## Input material
◇ ◇ ◇ ◇ ◇ ◇ ◇
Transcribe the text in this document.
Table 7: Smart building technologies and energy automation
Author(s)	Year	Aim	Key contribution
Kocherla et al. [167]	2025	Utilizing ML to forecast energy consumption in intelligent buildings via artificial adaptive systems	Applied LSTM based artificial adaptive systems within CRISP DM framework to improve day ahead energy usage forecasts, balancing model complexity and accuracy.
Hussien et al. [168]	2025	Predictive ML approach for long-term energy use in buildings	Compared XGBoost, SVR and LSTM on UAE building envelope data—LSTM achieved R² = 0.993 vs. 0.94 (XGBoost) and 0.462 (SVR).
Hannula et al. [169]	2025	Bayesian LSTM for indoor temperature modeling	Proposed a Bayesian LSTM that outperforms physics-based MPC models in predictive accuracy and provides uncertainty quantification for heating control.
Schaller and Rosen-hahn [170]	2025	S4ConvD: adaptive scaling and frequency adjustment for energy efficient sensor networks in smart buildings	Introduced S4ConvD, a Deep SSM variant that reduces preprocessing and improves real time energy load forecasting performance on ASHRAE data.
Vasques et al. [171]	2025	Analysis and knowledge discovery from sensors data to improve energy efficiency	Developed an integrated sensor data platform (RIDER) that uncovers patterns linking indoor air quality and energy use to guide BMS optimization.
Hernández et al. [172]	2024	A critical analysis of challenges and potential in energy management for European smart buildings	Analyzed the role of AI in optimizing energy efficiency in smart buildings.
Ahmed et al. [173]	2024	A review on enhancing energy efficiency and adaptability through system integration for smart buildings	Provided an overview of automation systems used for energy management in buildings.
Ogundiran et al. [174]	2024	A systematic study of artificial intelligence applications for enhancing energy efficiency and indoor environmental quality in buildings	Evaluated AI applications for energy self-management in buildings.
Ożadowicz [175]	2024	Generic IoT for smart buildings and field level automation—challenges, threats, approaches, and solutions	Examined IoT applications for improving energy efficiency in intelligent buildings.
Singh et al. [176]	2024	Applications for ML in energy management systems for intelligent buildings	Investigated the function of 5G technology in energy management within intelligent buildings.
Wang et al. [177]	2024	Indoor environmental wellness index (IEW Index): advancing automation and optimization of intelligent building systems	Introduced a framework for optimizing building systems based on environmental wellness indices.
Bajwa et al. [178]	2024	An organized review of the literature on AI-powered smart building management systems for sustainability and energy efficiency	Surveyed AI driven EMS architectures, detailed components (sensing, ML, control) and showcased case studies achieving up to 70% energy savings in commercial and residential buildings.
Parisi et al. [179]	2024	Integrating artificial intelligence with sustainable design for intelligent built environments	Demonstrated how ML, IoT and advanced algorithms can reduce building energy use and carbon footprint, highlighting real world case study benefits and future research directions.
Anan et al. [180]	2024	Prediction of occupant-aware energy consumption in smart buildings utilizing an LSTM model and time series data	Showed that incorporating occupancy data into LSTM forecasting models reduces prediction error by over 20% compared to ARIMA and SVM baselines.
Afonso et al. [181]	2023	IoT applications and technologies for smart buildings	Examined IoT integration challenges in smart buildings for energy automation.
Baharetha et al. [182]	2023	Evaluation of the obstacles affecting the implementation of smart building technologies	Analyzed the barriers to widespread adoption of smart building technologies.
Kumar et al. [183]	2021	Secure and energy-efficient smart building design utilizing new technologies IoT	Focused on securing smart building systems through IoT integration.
◇ ◇ ◇ ◇ ◇ ◇ ◇
## Written instruction
Search the listing for the word "through" and return each line that holds it.

## Correct response
Ahmed et al. [173]	2024	A review on enhancing energy efficiency and adaptability through system integration for smart buildings	Provided an overview of automation systems used for energy management in buildings.
Kumar et al. [183]	2021	Secure and energy-efficient smart building design utilizing new technologies IoT	Focused on securing smart building systems through IoT integration.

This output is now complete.